Data shown:
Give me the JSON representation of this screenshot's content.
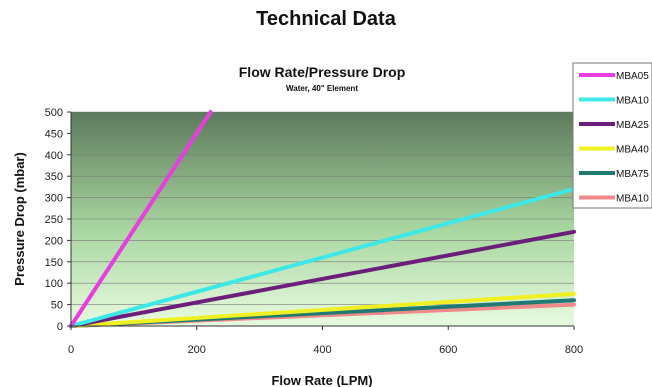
{
  "page": {
    "heading": "Technical Data"
  },
  "chart_data": {
    "type": "line",
    "title": "Flow Rate/Pressure Drop",
    "subtitle": "Water, 40\" Element",
    "xlabel": "Flow Rate (LPM)",
    "ylabel": "Pressure Drop (mbar)",
    "xlim": [
      0,
      800
    ],
    "ylim": [
      0,
      500
    ],
    "xticks": [
      0,
      200,
      400,
      600,
      800
    ],
    "yticks": [
      0,
      50,
      100,
      150,
      200,
      250,
      300,
      350,
      400,
      450,
      500
    ],
    "grid": true,
    "legend_position": "top-right",
    "series": [
      {
        "name": "MBA05",
        "color": "#e83ee0",
        "x": [
          0,
          222
        ],
        "y": [
          0,
          500
        ]
      },
      {
        "name": "MBA10",
        "color": "#3ee8e8",
        "x": [
          0,
          800
        ],
        "y": [
          0,
          320
        ]
      },
      {
        "name": "MBA25",
        "color": "#6b1f7a",
        "x": [
          0,
          800
        ],
        "y": [
          0,
          220
        ]
      },
      {
        "name": "MBA40",
        "color": "#f0f020",
        "x": [
          0,
          800
        ],
        "y": [
          0,
          75
        ]
      },
      {
        "name": "MBA75",
        "color": "#1f7a74",
        "x": [
          0,
          800
        ],
        "y": [
          0,
          60
        ]
      },
      {
        "name": "MBA10",
        "color": "#f08a8a",
        "x": [
          0,
          800
        ],
        "y": [
          0,
          50
        ]
      }
    ]
  }
}
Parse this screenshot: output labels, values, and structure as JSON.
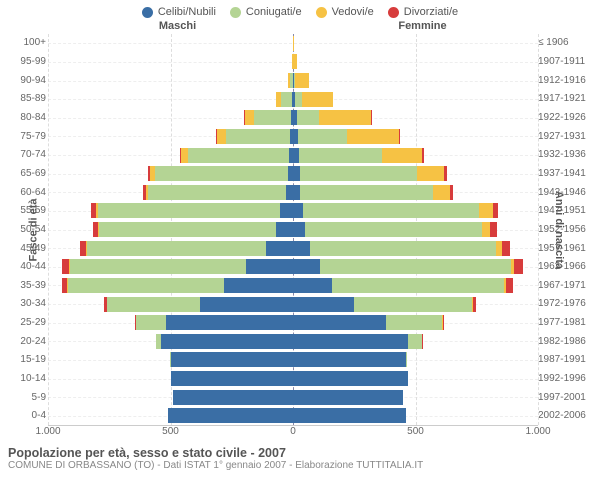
{
  "legend": [
    {
      "label": "Celibi/Nubili",
      "color": "#3a6ea5"
    },
    {
      "label": "Coniugati/e",
      "color": "#b4d494"
    },
    {
      "label": "Vedovi/e",
      "color": "#f6c244"
    },
    {
      "label": "Divorziati/e",
      "color": "#d73c3c"
    }
  ],
  "col_headers": {
    "left": "Maschi",
    "right": "Femmine"
  },
  "y_left_title": "Fasce di età",
  "y_right_title": "Anni di nascita",
  "x_axis": {
    "ticks": [
      {
        "pos": 0.0,
        "label": "1.000"
      },
      {
        "pos": 0.25,
        "label": "500"
      },
      {
        "pos": 0.5,
        "label": "0"
      },
      {
        "pos": 0.75,
        "label": "500"
      },
      {
        "pos": 1.0,
        "label": "1.000"
      }
    ],
    "max": 1000
  },
  "footer": {
    "title": "Popolazione per età, sesso e stato civile - 2007",
    "sub": "COMUNE DI ORBASSANO (TO) - Dati ISTAT 1° gennaio 2007 - Elaborazione TUTTITALIA.IT"
  },
  "series_keys": [
    "celibi",
    "coniugati",
    "vedovi",
    "divorziati"
  ],
  "rows": [
    {
      "age": "100+",
      "birth": "≤ 1906",
      "m": {
        "celibi": 0,
        "coniugati": 0,
        "vedovi": 1,
        "divorziati": 0
      },
      "f": {
        "celibi": 0,
        "coniugati": 0,
        "vedovi": 3,
        "divorziati": 0
      }
    },
    {
      "age": "95-99",
      "birth": "1907-1911",
      "m": {
        "celibi": 0,
        "coniugati": 2,
        "vedovi": 3,
        "divorziati": 0
      },
      "f": {
        "celibi": 2,
        "coniugati": 0,
        "vedovi": 15,
        "divorziati": 0
      }
    },
    {
      "age": "90-94",
      "birth": "1912-1916",
      "m": {
        "celibi": 2,
        "coniugati": 10,
        "vedovi": 10,
        "divorziati": 0
      },
      "f": {
        "celibi": 4,
        "coniugati": 5,
        "vedovi": 55,
        "divorziati": 0
      }
    },
    {
      "age": "85-89",
      "birth": "1917-1921",
      "m": {
        "celibi": 4,
        "coniugati": 45,
        "vedovi": 22,
        "divorziati": 0
      },
      "f": {
        "celibi": 10,
        "coniugati": 25,
        "vedovi": 130,
        "divorziati": 0
      }
    },
    {
      "age": "80-84",
      "birth": "1922-1926",
      "m": {
        "celibi": 8,
        "coniugati": 150,
        "vedovi": 40,
        "divorziati": 2
      },
      "f": {
        "celibi": 18,
        "coniugati": 90,
        "vedovi": 210,
        "divorziati": 3
      }
    },
    {
      "age": "75-79",
      "birth": "1927-1931",
      "m": {
        "celibi": 12,
        "coniugati": 260,
        "vedovi": 40,
        "divorziati": 3
      },
      "f": {
        "celibi": 22,
        "coniugati": 200,
        "vedovi": 210,
        "divorziati": 5
      }
    },
    {
      "age": "70-74",
      "birth": "1932-1936",
      "m": {
        "celibi": 18,
        "coniugati": 410,
        "vedovi": 30,
        "divorziati": 5
      },
      "f": {
        "celibi": 25,
        "coniugati": 340,
        "vedovi": 160,
        "divorziati": 8
      }
    },
    {
      "age": "65-69",
      "birth": "1937-1941",
      "m": {
        "celibi": 22,
        "coniugati": 540,
        "vedovi": 20,
        "divorziati": 10
      },
      "f": {
        "celibi": 28,
        "coniugati": 480,
        "vedovi": 110,
        "divorziati": 12
      }
    },
    {
      "age": "60-64",
      "birth": "1942-1946",
      "m": {
        "celibi": 30,
        "coniugati": 560,
        "vedovi": 12,
        "divorziati": 12
      },
      "f": {
        "celibi": 30,
        "coniugati": 540,
        "vedovi": 70,
        "divorziati": 15
      }
    },
    {
      "age": "55-59",
      "birth": "1947-1951",
      "m": {
        "celibi": 55,
        "coniugati": 740,
        "vedovi": 10,
        "divorziati": 18
      },
      "f": {
        "celibi": 40,
        "coniugati": 720,
        "vedovi": 55,
        "divorziati": 22
      }
    },
    {
      "age": "50-54",
      "birth": "1952-1956",
      "m": {
        "celibi": 70,
        "coniugati": 720,
        "vedovi": 6,
        "divorziati": 22
      },
      "f": {
        "celibi": 50,
        "coniugati": 720,
        "vedovi": 35,
        "divorziati": 28
      }
    },
    {
      "age": "45-49",
      "birth": "1957-1961",
      "m": {
        "celibi": 110,
        "coniugati": 730,
        "vedovi": 4,
        "divorziati": 26
      },
      "f": {
        "celibi": 70,
        "coniugati": 760,
        "vedovi": 22,
        "divorziati": 32
      }
    },
    {
      "age": "40-44",
      "birth": "1962-1966",
      "m": {
        "celibi": 190,
        "coniugati": 720,
        "vedovi": 3,
        "divorziati": 28
      },
      "f": {
        "celibi": 110,
        "coniugati": 780,
        "vedovi": 14,
        "divorziati": 36
      }
    },
    {
      "age": "35-39",
      "birth": "1967-1971",
      "m": {
        "celibi": 280,
        "coniugati": 640,
        "vedovi": 2,
        "divorziati": 22
      },
      "f": {
        "celibi": 160,
        "coniugati": 700,
        "vedovi": 8,
        "divorziati": 28
      }
    },
    {
      "age": "30-34",
      "birth": "1972-1976",
      "m": {
        "celibi": 380,
        "coniugati": 380,
        "vedovi": 0,
        "divorziati": 10
      },
      "f": {
        "celibi": 250,
        "coniugati": 480,
        "vedovi": 3,
        "divorziati": 14
      }
    },
    {
      "age": "25-29",
      "birth": "1977-1981",
      "m": {
        "celibi": 520,
        "coniugati": 120,
        "vedovi": 0,
        "divorziati": 3
      },
      "f": {
        "celibi": 380,
        "coniugati": 230,
        "vedovi": 1,
        "divorziati": 5
      }
    },
    {
      "age": "20-24",
      "birth": "1982-1986",
      "m": {
        "celibi": 540,
        "coniugati": 18,
        "vedovi": 0,
        "divorziati": 0
      },
      "f": {
        "celibi": 470,
        "coniugati": 55,
        "vedovi": 0,
        "divorziati": 1
      }
    },
    {
      "age": "15-19",
      "birth": "1987-1991",
      "m": {
        "celibi": 500,
        "coniugati": 2,
        "vedovi": 0,
        "divorziati": 0
      },
      "f": {
        "celibi": 460,
        "coniugati": 6,
        "vedovi": 0,
        "divorziati": 0
      }
    },
    {
      "age": "10-14",
      "birth": "1992-1996",
      "m": {
        "celibi": 500,
        "coniugati": 0,
        "vedovi": 0,
        "divorziati": 0
      },
      "f": {
        "celibi": 470,
        "coniugati": 0,
        "vedovi": 0,
        "divorziati": 0
      }
    },
    {
      "age": "5-9",
      "birth": "1997-2001",
      "m": {
        "celibi": 490,
        "coniugati": 0,
        "vedovi": 0,
        "divorziati": 0
      },
      "f": {
        "celibi": 450,
        "coniugati": 0,
        "vedovi": 0,
        "divorziati": 0
      }
    },
    {
      "age": "0-4",
      "birth": "2002-2006",
      "m": {
        "celibi": 510,
        "coniugati": 0,
        "vedovi": 0,
        "divorziati": 0
      },
      "f": {
        "celibi": 460,
        "coniugati": 0,
        "vedovi": 0,
        "divorziati": 0
      }
    }
  ]
}
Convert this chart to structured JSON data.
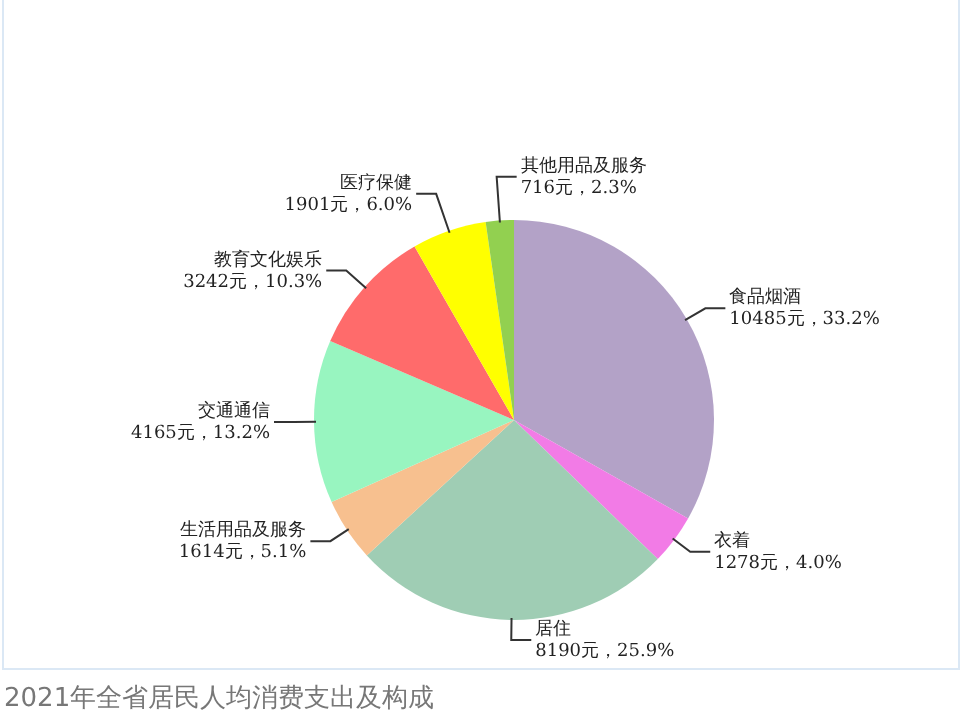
{
  "chart_data": {
    "type": "pie",
    "title": "2021年全省居民人均消费支出及构成",
    "categories": [
      "食品烟酒",
      "衣着",
      "居住",
      "生活用品及服务",
      "交通通信",
      "教育文化娱乐",
      "医疗保健",
      "其他用品及服务"
    ],
    "values": [
      10485,
      1278,
      8190,
      1614,
      4165,
      3242,
      1901,
      716
    ],
    "colors": [
      "#b3a2c7",
      "#f27be6",
      "#9fcdb4",
      "#f7c08f",
      "#98f5c0",
      "#ff6b6b",
      "#ffff00",
      "#92d050"
    ],
    "value_labels": [
      "10485元，33.2%",
      "1278元，4.0%",
      "8190元，25.9%",
      "1614元，5.1%",
      "4165元，13.2%",
      "3242元，10.3%",
      "1901元，6.0%",
      "716元，2.3%"
    ]
  }
}
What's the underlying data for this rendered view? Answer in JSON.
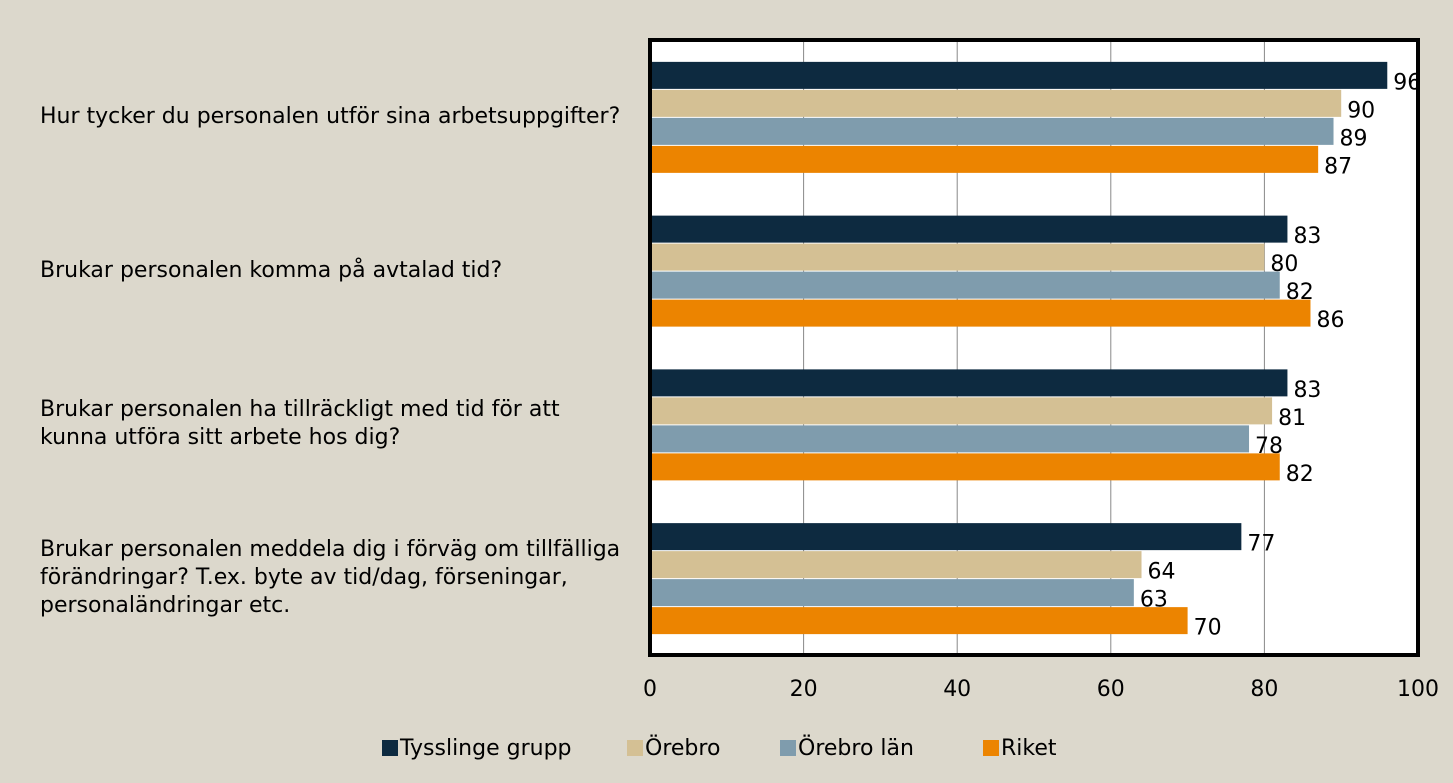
{
  "chart_data": {
    "type": "bar",
    "orientation": "horizontal",
    "categories": [
      "Hur tycker du personalen utför sina arbetsuppgifter?",
      "Brukar personalen komma på avtalad tid?",
      "Brukar personalen ha tillräckligt med tid för att kunna utföra sitt arbete hos dig?",
      "Brukar personalen meddela dig i förväg om tillfälliga förändringar? T.ex. byte av tid/dag, förseningar, personaländringar etc."
    ],
    "series": [
      {
        "name": "Tysslinge grupp",
        "color": "#0d2a40",
        "values": [
          96,
          83,
          83,
          77
        ]
      },
      {
        "name": "Örebro",
        "color": "#d4c094",
        "values": [
          90,
          80,
          81,
          64
        ]
      },
      {
        "name": "Örebro län",
        "color": "#7f9cad",
        "values": [
          89,
          82,
          78,
          63
        ]
      },
      {
        "name": "Riket",
        "color": "#ec8400",
        "values": [
          87,
          86,
          82,
          70
        ]
      }
    ],
    "xlim": [
      0,
      100
    ],
    "xticks": [
      0,
      20,
      40,
      60,
      80,
      100
    ],
    "grid": true,
    "legend": "bottom"
  }
}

Objective: Identify the lines of the entries containing the string "Rate". Copy each such line.

Worked solution:
    "title": "Flow Rate/Pressure Drop",
    "xlabel": "Flow Rate (LPM)",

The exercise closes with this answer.